Décisions de la Commission des oppositions des marques de commerce

Informations sur la décision

Contenu de la décision

A maple leaf on graph paper

Office de la propriété intellectuelle du Canada

LE REGISTRAIRE DES MARQUES DE COMMERCE

Référence : 2024 COMC 007

Date de la décision : 2024-01-17

[TRADUCTION CERTIFIÉE, NON RÉVISÉE]

DANS L’AFFAIRE D’UNE PROCÉDURE EN VERTU DE L’ARTICLE 45

Partie requérante : Wilson Lue LLP

Propriétaire inscrite : Bhang Corporation

Enregistrement : LMC1,052,625 pour BHANG

Introduction

La présente décision concerne une procédure de radiation sommaire engagée en vertu de l’article 45 de la Loi sur les marques de commerce, LRC 1985, ch T-13 (la Loi) à l’égard de l’enregistrement no LMC1,052,625 pour la marque de commerce BHANG (la Marque), appartenant à Bhang Corporation (la Propriétaire).

Pour les raisons qui suivent, je conclus que l’enregistrement doit être modifié.

Le dossier

À la demande de Wilson Lue LLP (la Partie requérante), le registraire des marques de commerce a donné l’avis prévu à l’article 45 de la Loi le 17 octobre 2022 à la Propriétaire. L’avis enjoignait à la Propriétaire d’indiquer, à l’égard de chacun des produits spécifiés dans l’enregistrement, si la Marque a été employée au Canada à un moment quelconque au cours des trois années précédant la date de l’avis et, dans la négative, qu’elle précise la date à laquelle la Marque a ainsi été employée en dernier lieu et la raison de son défaut d’emploi depuis cette date. En l’espèce, la période pertinente pour démontrer l’emploi est du 17 octobre 2019 au 17 octobre 2022.

La Marque est enregistrée pour emploi en liaison avec les produits suivants :

[traduction]

(1) Bonbons au chocolat; confiseries au chocolat; gomme à mâcher.

(2) Cigarettes électroniques; cartouches de recharge pour cigarettes électroniques vendues vides; cartouches vendues remplies de propylène glycol pour cigarettes électroniques; vendues remplies de glycérine végétale pour cigarettes électroniques.

La définition pertinente d’« emploi » est énoncée à l’article 4 de la Loi comme suit :

4(1) Une marque de commerce est réputée employée en liaison avec des produits si, lors du transfert de la propriété ou de la possession de ces produits, dans la pratique normale du commerce, elle est apposée sur les produits mêmes ou sur les emballages dans lesquels ces produits sont distribués, ou si elle est, de toute autre manière, liée aux produits à tel point qu’avis de liaison est alors donné à la personne à qui la propriété ou possession est transférée.

* _Vos tâches_
(a) D'après la décision, quelle est la période pertinente pour démontrer l'emploi de la Marque ?
(b) Recopiez fidèlement le passage de la décision qui commence par « Introduction » et se poursuit jusqu'à « Corporation (la Propriétaire). ».

* _Lignes de données_
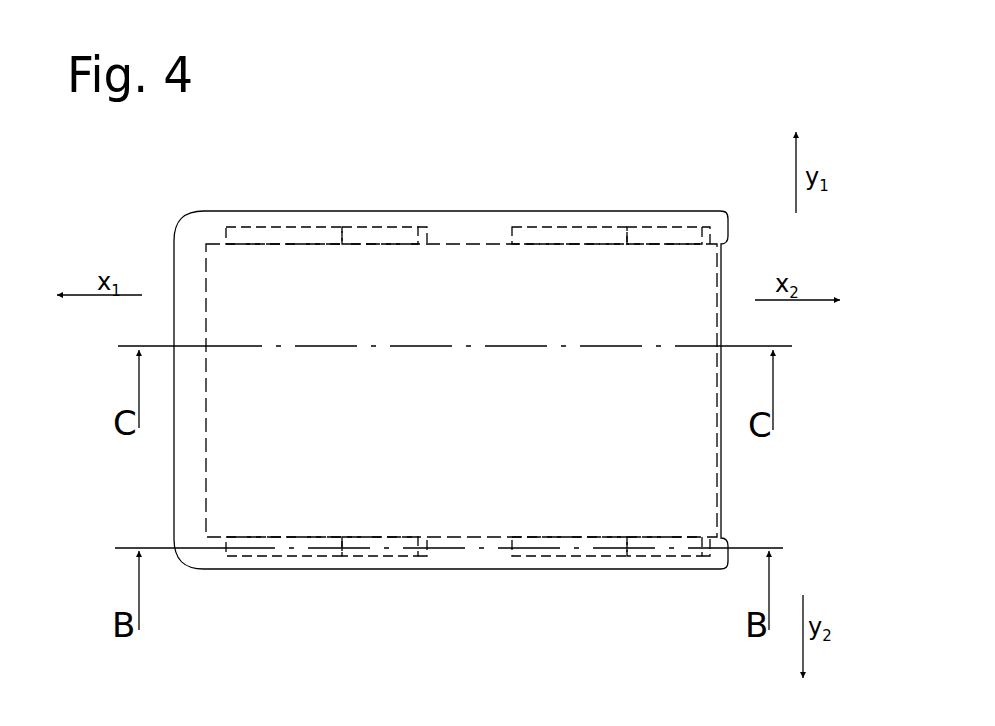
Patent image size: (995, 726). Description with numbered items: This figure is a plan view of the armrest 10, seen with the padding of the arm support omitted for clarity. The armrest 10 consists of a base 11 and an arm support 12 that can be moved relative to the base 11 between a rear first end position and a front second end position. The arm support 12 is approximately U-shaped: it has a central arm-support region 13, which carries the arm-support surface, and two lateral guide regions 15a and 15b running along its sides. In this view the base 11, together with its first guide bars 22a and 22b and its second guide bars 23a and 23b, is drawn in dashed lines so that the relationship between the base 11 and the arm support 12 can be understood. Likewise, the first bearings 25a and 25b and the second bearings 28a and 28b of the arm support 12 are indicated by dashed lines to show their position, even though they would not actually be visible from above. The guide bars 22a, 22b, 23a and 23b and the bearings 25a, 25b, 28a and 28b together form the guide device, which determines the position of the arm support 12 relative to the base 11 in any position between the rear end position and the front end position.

* _Corrigé des exercices_
(a) Du 17 octobre 2019 au 17 octobre 2022.

(b)
Introduction

La présente décision concerne une procédure de radiation sommaire engagée en vertu de l’article 45 de la Loi sur les marques de commerce, LRC 1985, ch T-13 (la Loi) à l’égard de l’enregistrement no LMC1,052,625 pour la marque de commerce BHANG (la Marque), appartenant à Bhang Corporation (la Propriétaire).